Set the listing down again exactly, please, apart from its pictures.

Dataset records:
—————
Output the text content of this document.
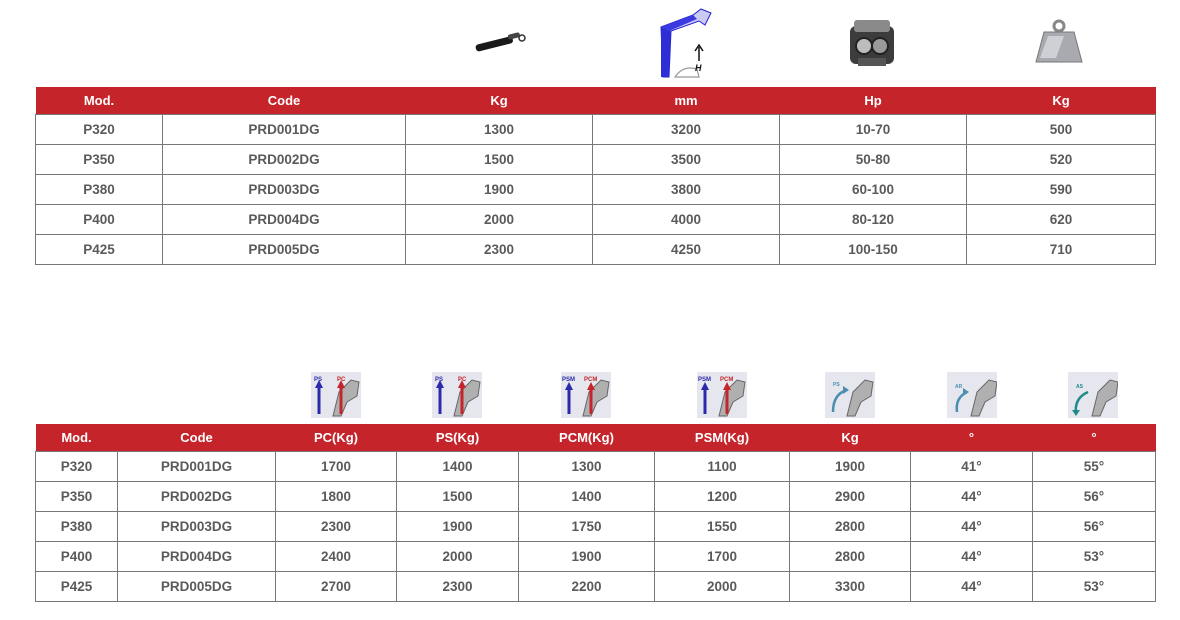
H
Mod.	Code	Kg	mm	Hp	Kg
P320	PRD001DG	1300	3200	10-70	500
P350	PRD002DG	1500	3500	50-80	520
P380	PRD003DG	1900	3800	60-100	590
P400	PRD004DG	2000	4000	80-120	620
P425	PRD005DG	2300	4250	100-150	710
PS PC	PS PC	PSM PCM	PSM PCM
PS	AR	AS
Mod.	Code	PC(Kg)	PS(Kg)	PCM(Kg)	PSM(Kg)	Kg	°	°
P320	PRD001DG	1700	1400	1300	1100	1900	41°	55°
P350	PRD002DG	1800	1500	1400	1200	2900	44°	56°
P380	PRD003DG	2300	1900	1750	1550	2800	44°	56°
P400	PRD004DG	2400	2000	1900	1700	2800	44°	53°
P425	PRD005DG	2700	2300	2200	2000	3300	44°	53°
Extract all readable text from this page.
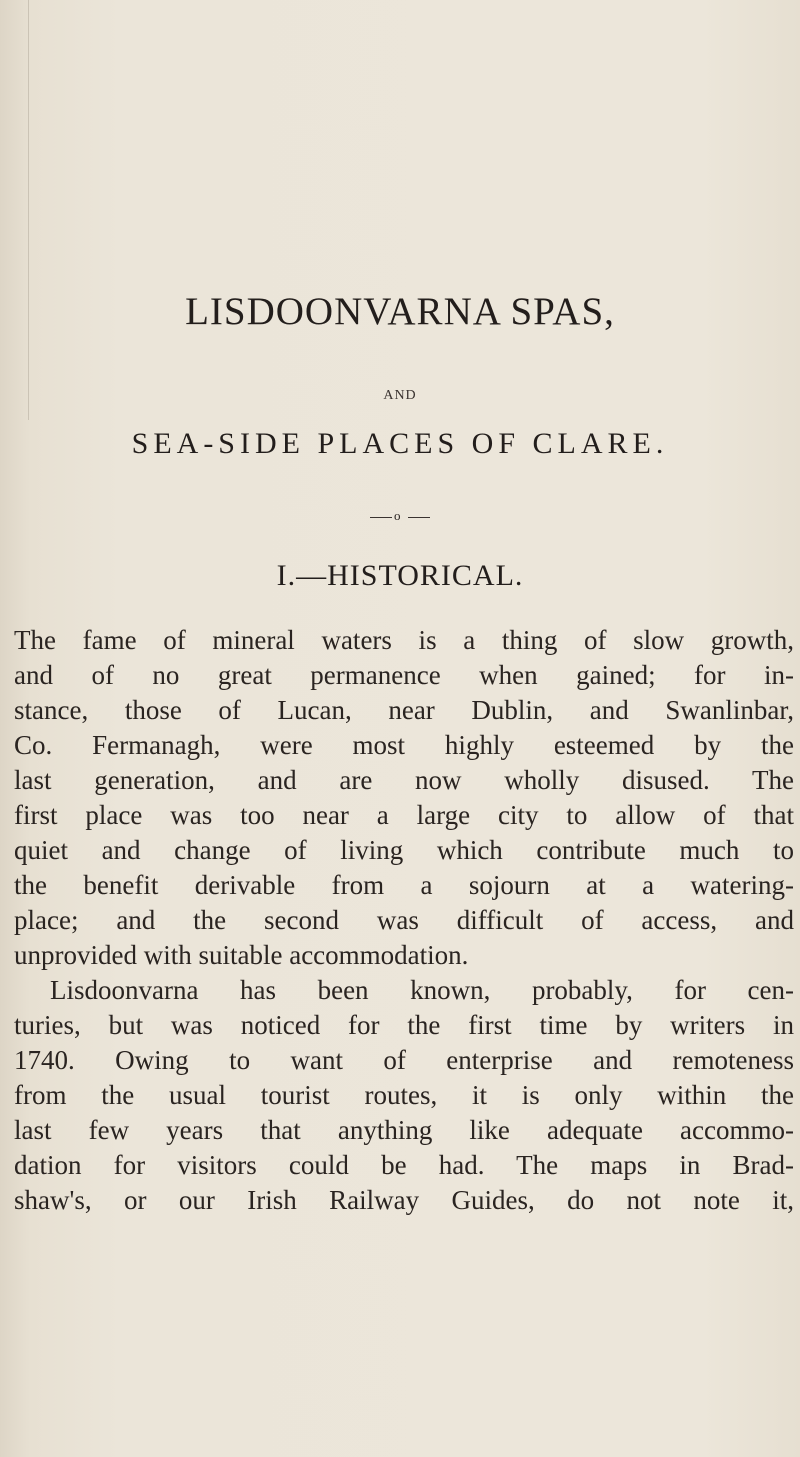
LISDOONVARNA SPAS,
AND
SEA-SIDE PLACES OF CLARE.
o
I.—HISTORICAL.
The fame of mineral waters is a thing of slow growth,
and of no great permanence when gained; for in-
stance, those of Lucan, near Dublin, and Swanlinbar,
Co. Fermanagh, were most highly esteemed by the
last generation, and are now wholly disused. The
first place was too near a large city to allow of that
quiet and change of living which contribute much to
the benefit derivable from a sojourn at a watering-
place; and the second was difficult of access, and
unprovided with suitable accommodation.
Lisdoonvarna has been known, probably, for cen-
turies, but was noticed for the first time by writers in
1740. Owing to want of enterprise and remoteness
from the usual tourist routes, it is only within the
last few years that anything like adequate accommo-
dation for visitors could be had. The maps in Brad-
shaw's, or our Irish Railway Guides, do not note it,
—————
Solution to this problem:
Output the text content of this document.
H
Mod.	Code	Kg	mm	Hp	Kg
P320	PRD001DG	1300	3200	10-70	500
P350	PRD002DG	1500	3500	50-80	520
P380	PRD003DG	1900	3800	60-100	590
P400	PRD004DG	2000	4000	80-120	620
P425	PRD005DG	2300	4250	100-150	710
PS PC	PS PC	PSM PCM	PSM PCM
PS	AR	AS
Mod.	Code	PC(Kg)	PS(Kg)	PCM(Kg)	PSM(Kg)	Kg	°	°
P320	PRD001DG	1700	1400	1300	1100	1900	41°	55°
P350	PRD002DG	1800	1500	1400	1200	2900	44°	56°
P380	PRD003DG	2300	1900	1750	1550	2800	44°	56°
P400	PRD004DG	2400	2000	1900	1700	2800	44°	53°
P425	PRD005DG	2700	2300	2200	2000	3300	44°	53°
Extract all readable text from this page.
LISDOONVARNA SPAS,
AND
SEA-SIDE PLACES OF CLARE.
o
I.—HISTORICAL.
The fame of mineral waters is a thing of slow growth,
and of no great permanence when gained; for in-
stance, those of Lucan, near Dublin, and Swanlinbar,
Co. Fermanagh, were most highly esteemed by the
last generation, and are now wholly disused. The
first place was too near a large city to allow of that
quiet and change of living which contribute much to
the benefit derivable from a sojourn at a watering-
place; and the second was difficult of access, and
unprovided with suitable accommodation.
Lisdoonvarna has been known, probably, for cen-
turies, but was noticed for the first time by writers in
1740. Owing to want of enterprise and remoteness
from the usual tourist routes, it is only within the
last few years that anything like adequate accommo-
dation for visitors could be had. The maps in Brad-
shaw's, or our Irish Railway Guides, do not note it,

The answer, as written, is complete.